# WHAT TO PRODUCE
Nothing in the data should change when you return it, but leave the pictures out.

------ INPUT ROWS

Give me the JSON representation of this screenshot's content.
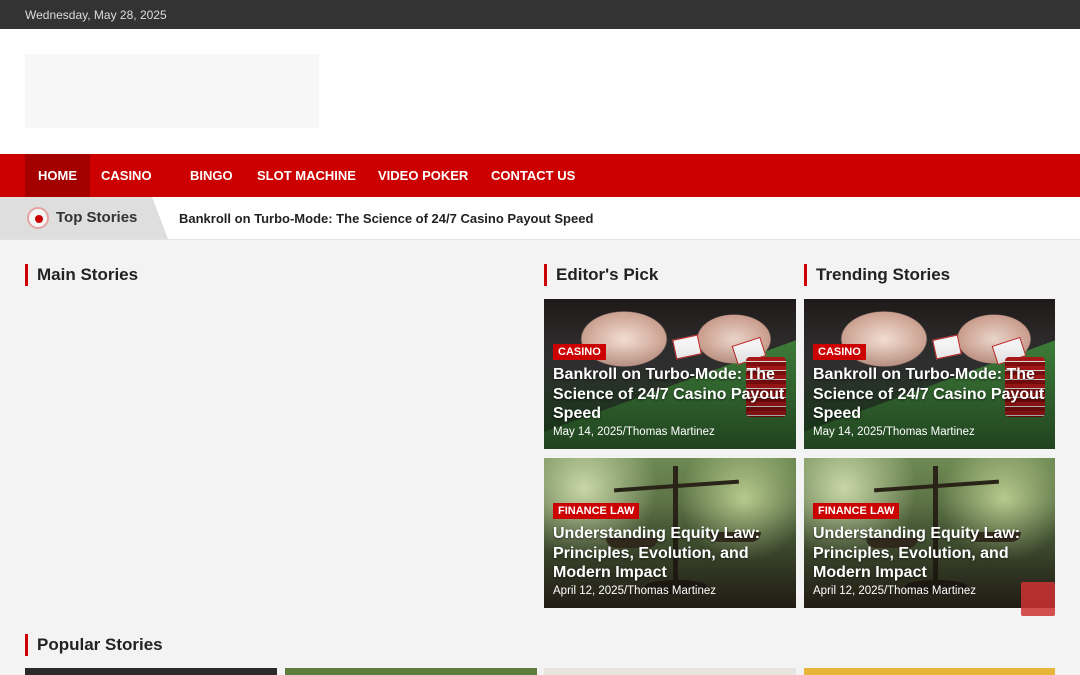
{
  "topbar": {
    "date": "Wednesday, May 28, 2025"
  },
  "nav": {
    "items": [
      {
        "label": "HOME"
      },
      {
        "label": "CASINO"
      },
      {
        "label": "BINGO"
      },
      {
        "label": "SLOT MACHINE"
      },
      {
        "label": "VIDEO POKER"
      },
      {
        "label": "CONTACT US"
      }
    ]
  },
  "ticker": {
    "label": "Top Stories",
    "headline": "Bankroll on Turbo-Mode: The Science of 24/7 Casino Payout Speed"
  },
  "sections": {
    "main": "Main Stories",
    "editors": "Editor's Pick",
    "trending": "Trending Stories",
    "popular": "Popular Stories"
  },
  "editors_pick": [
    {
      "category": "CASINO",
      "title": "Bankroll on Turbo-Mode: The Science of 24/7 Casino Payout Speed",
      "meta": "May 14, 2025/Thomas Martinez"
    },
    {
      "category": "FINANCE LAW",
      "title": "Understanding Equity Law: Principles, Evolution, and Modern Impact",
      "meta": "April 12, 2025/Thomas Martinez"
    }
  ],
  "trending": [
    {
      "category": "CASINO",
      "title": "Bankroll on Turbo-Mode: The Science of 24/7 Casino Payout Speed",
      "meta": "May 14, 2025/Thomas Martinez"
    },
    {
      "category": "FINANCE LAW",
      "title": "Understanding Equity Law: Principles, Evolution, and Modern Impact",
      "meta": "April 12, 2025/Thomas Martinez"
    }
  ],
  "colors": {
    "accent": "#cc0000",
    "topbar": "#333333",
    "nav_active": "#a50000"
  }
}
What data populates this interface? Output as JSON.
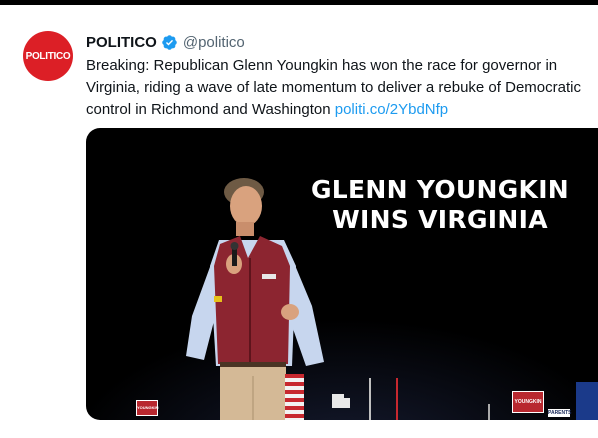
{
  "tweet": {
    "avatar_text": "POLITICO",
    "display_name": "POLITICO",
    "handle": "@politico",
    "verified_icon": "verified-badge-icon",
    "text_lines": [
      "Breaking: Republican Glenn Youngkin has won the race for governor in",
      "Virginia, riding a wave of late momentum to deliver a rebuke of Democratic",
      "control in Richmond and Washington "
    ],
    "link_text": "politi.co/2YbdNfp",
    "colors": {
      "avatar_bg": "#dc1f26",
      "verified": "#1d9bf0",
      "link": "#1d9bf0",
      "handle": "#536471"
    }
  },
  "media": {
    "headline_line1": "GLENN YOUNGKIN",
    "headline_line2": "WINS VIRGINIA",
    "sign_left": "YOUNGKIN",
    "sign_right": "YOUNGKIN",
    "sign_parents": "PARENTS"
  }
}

------------

# RESPONSE FOR THIS EXERCISE
Give me the JSON representation of this screenshot's content.
{
  "topbar": {
    "date": "Wednesday, May 28, 2025"
  },
  "nav": {
    "items": [
      {
        "label": "HOME"
      },
      {
        "label": "CASINO"
      },
      {
        "label": "BINGO"
      },
      {
        "label": "SLOT MACHINE"
      },
      {
        "label": "VIDEO POKER"
      },
      {
        "label": "CONTACT US"
      }
    ]
  },
  "ticker": {
    "label": "Top Stories",
    "headline": "Bankroll on Turbo-Mode: The Science of 24/7 Casino Payout Speed"
  },
  "sections": {
    "main": "Main Stories",
    "editors": "Editor's Pick",
    "trending": "Trending Stories",
    "popular": "Popular Stories"
  },
  "editors_pick": [
    {
      "category": "CASINO",
      "title": "Bankroll on Turbo-Mode: The Science of 24/7 Casino Payout Speed",
      "meta": "May 14, 2025/Thomas Martinez"
    },
    {
      "category": "FINANCE LAW",
      "title": "Understanding Equity Law: Principles, Evolution, and Modern Impact",
      "meta": "April 12, 2025/Thomas Martinez"
    }
  ],
  "trending": [
    {
      "category": "CASINO",
      "title": "Bankroll on Turbo-Mode: The Science of 24/7 Casino Payout Speed",
      "meta": "May 14, 2025/Thomas Martinez"
    },
    {
      "category": "FINANCE LAW",
      "title": "Understanding Equity Law: Principles, Evolution, and Modern Impact",
      "meta": "April 12, 2025/Thomas Martinez"
    }
  ],
  "colors": {
    "accent": "#cc0000",
    "topbar": "#333333",
    "nav_active": "#a50000"
  }
}
What data populates this interface? Output as JSON.
{
  "tweet": {
    "avatar_text": "POLITICO",
    "display_name": "POLITICO",
    "handle": "@politico",
    "verified_icon": "verified-badge-icon",
    "text_lines": [
      "Breaking: Republican Glenn Youngkin has won the race for governor in",
      "Virginia, riding a wave of late momentum to deliver a rebuke of Democratic",
      "control in Richmond and Washington "
    ],
    "link_text": "politi.co/2YbdNfp",
    "colors": {
      "avatar_bg": "#dc1f26",
      "verified": "#1d9bf0",
      "link": "#1d9bf0",
      "handle": "#536471"
    }
  },
  "media": {
    "headline_line1": "GLENN YOUNGKIN",
    "headline_line2": "WINS VIRGINIA",
    "sign_left": "YOUNGKIN",
    "sign_right": "YOUNGKIN",
    "sign_parents": "PARENTS"
  }
}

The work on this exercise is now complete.